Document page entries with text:
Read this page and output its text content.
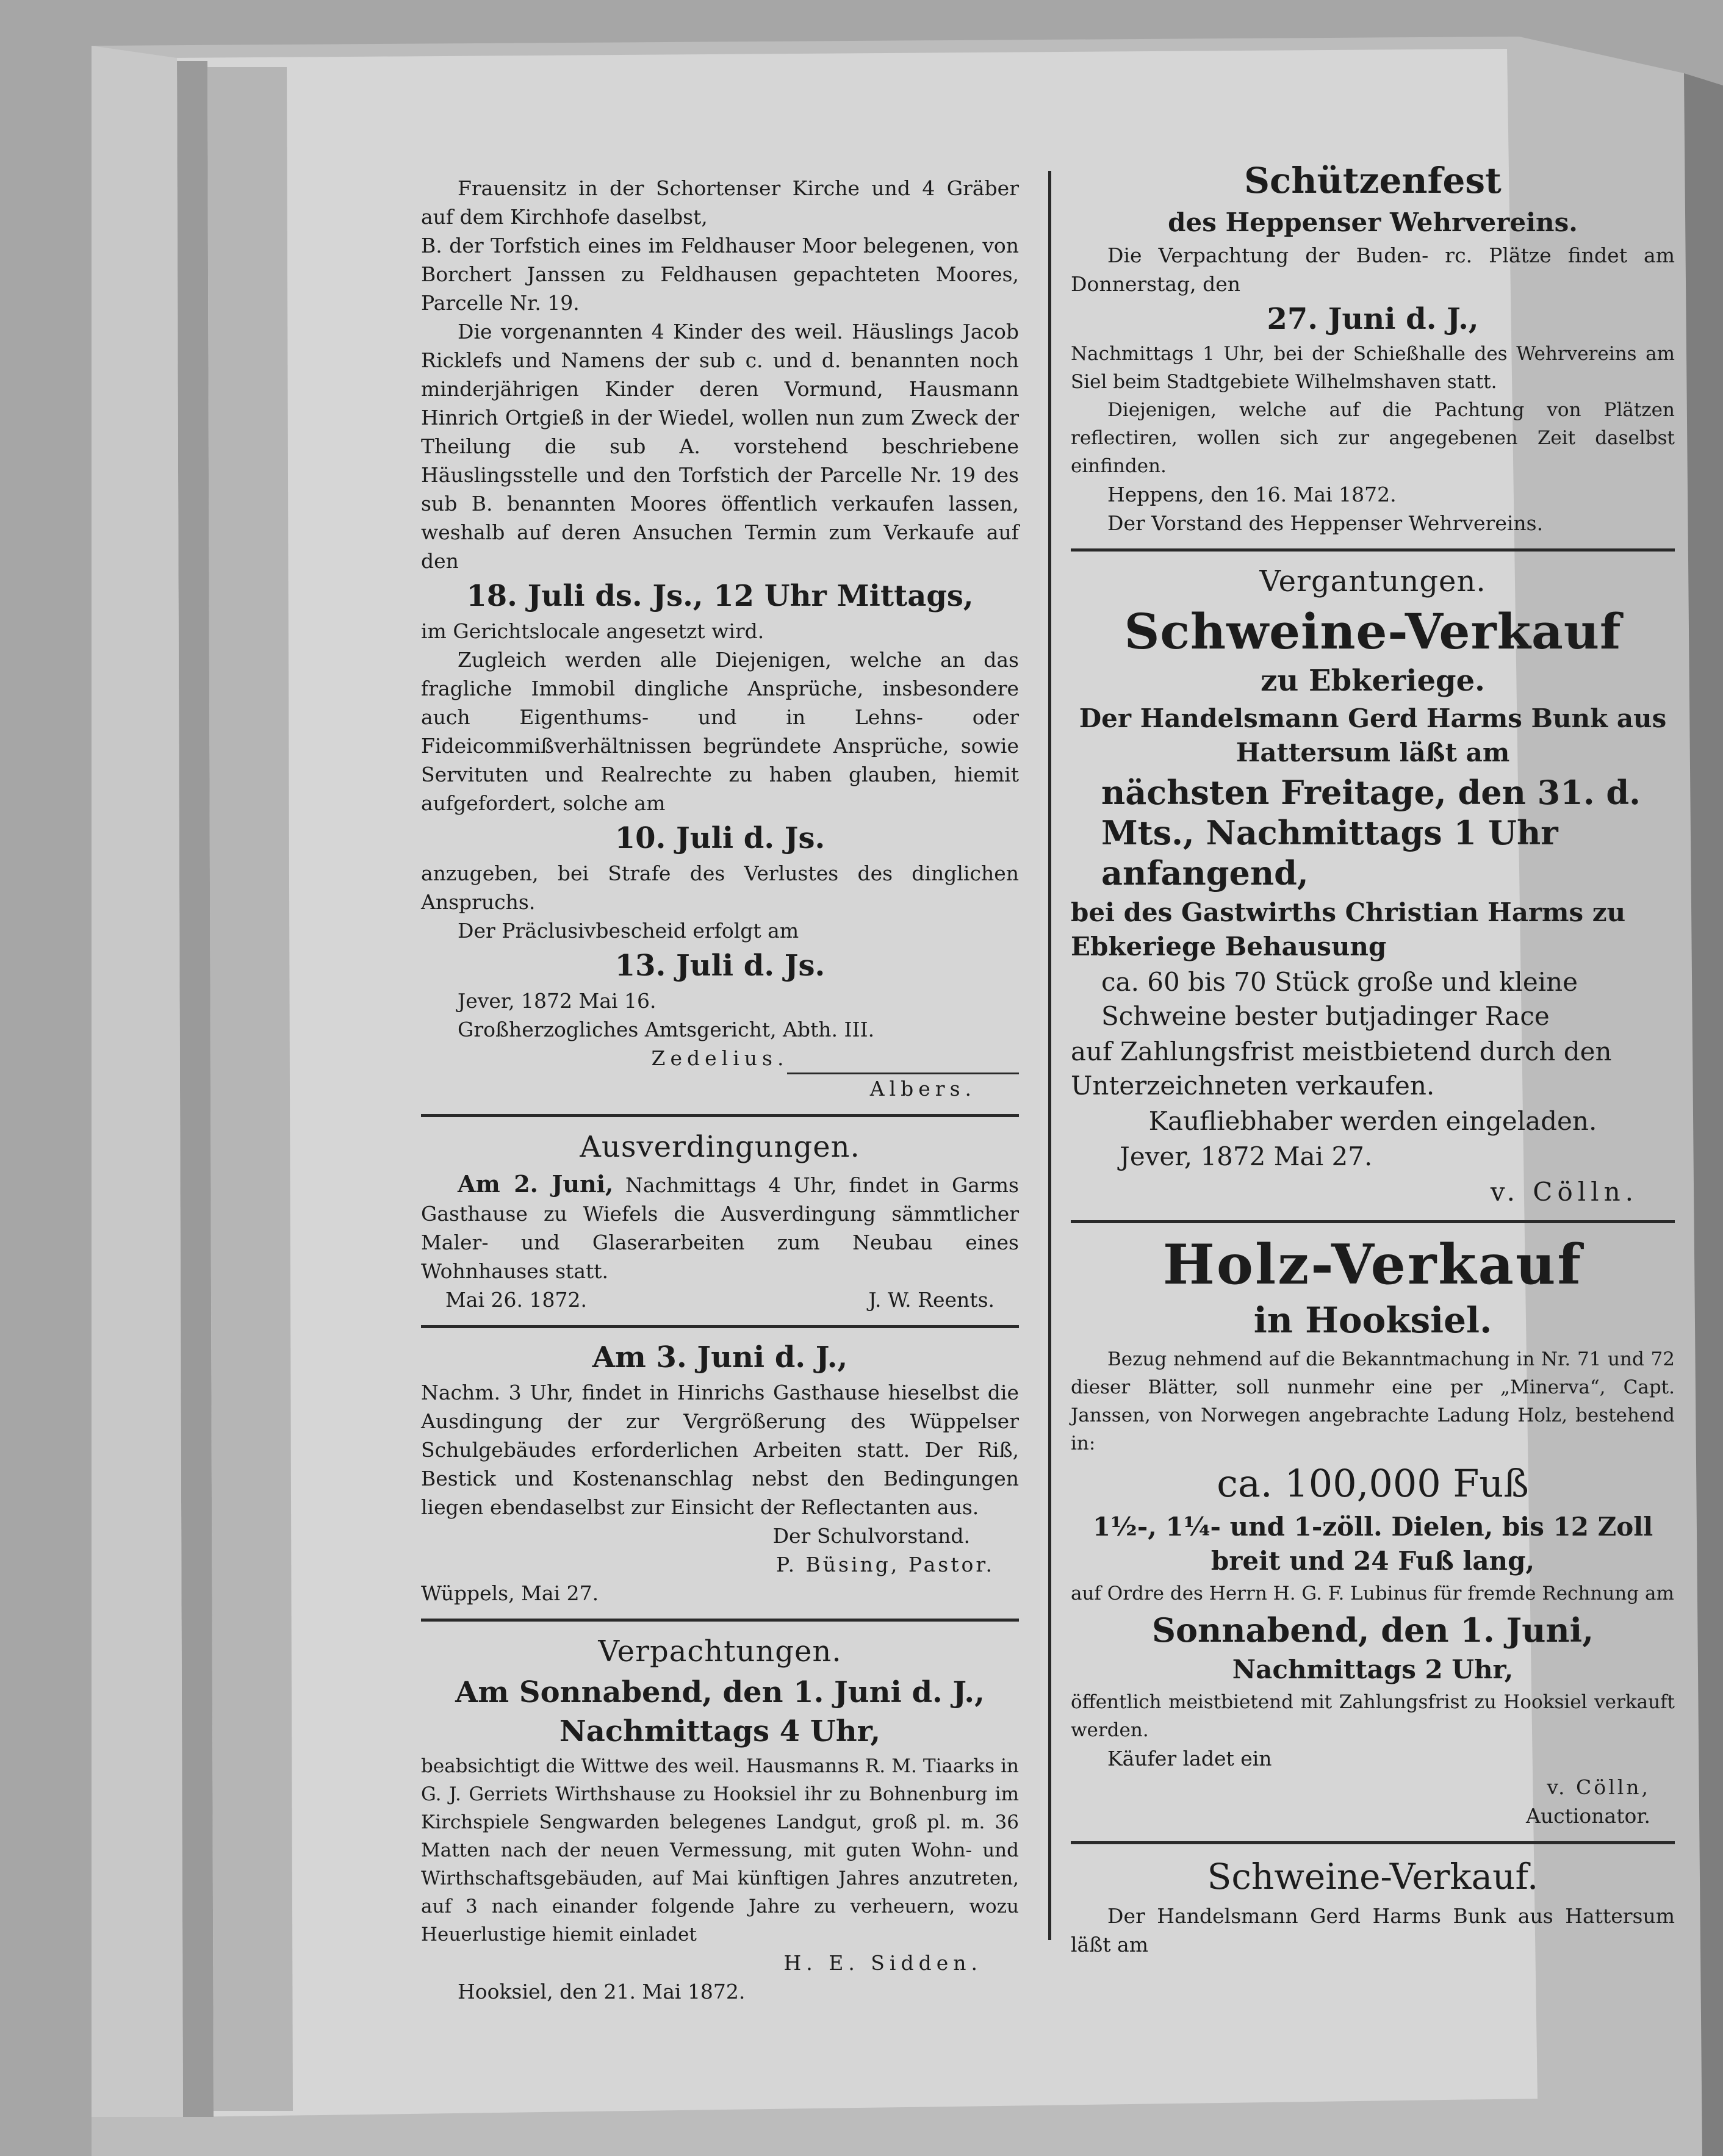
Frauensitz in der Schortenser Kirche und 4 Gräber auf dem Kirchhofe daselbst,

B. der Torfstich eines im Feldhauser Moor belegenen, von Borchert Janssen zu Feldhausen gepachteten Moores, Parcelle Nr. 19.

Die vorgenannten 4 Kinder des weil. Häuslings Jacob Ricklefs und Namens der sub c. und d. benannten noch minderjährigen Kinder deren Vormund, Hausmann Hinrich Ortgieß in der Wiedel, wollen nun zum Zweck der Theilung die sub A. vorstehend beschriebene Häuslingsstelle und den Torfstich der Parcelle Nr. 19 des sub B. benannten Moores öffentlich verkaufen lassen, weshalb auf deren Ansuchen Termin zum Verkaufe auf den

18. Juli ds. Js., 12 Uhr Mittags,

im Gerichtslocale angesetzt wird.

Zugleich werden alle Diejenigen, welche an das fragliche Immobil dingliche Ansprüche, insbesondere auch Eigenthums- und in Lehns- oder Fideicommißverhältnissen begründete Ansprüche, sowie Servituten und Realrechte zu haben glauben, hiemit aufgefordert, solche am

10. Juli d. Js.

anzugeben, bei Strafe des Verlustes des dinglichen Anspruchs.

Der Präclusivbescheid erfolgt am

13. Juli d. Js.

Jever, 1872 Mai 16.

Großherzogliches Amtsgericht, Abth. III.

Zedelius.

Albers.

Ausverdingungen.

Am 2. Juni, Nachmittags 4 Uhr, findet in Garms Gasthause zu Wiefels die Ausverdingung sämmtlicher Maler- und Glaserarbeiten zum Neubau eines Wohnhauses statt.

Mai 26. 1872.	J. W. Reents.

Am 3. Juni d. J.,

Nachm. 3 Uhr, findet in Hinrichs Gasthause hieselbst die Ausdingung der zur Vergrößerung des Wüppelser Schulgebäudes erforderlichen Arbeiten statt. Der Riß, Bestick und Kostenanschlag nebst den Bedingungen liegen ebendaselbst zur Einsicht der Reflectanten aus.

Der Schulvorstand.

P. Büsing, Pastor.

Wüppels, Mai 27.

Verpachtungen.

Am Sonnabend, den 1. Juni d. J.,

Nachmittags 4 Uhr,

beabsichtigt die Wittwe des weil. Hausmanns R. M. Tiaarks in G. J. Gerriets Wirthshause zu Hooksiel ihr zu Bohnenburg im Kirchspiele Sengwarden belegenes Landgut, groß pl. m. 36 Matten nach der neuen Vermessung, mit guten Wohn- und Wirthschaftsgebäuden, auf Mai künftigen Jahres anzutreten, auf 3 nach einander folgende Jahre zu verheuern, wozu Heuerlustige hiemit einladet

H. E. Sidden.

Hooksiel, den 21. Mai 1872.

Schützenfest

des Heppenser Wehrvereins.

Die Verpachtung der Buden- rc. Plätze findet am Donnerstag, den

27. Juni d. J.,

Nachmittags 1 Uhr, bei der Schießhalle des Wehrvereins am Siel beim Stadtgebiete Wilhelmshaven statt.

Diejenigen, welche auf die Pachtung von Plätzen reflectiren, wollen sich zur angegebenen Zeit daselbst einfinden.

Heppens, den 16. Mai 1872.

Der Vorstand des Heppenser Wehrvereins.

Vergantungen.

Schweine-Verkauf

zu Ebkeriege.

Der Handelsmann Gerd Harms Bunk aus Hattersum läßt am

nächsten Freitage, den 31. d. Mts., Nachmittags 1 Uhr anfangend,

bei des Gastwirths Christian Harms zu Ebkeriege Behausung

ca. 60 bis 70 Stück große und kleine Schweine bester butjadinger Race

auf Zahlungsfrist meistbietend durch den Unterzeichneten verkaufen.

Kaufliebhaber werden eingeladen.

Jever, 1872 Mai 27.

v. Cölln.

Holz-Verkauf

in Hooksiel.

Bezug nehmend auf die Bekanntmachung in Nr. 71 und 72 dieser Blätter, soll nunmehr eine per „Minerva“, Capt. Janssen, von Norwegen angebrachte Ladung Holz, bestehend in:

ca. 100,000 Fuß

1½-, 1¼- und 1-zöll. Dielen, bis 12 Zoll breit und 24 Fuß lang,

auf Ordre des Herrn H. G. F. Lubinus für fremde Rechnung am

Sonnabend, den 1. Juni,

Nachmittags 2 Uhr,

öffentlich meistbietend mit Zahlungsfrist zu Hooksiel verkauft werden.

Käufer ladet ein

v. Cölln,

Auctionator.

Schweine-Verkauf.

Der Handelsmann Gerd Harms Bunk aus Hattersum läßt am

** YOUR ASSIGNMENT **
Filter the records above for lines containing the word "Schweine", and copy those lines.

** FINISHED EXERCISE **
Schweine-Verkauf
ca. 60 bis 70 Stück große und kleine Schweine bester butjadinger Race
Schweine-Verkauf.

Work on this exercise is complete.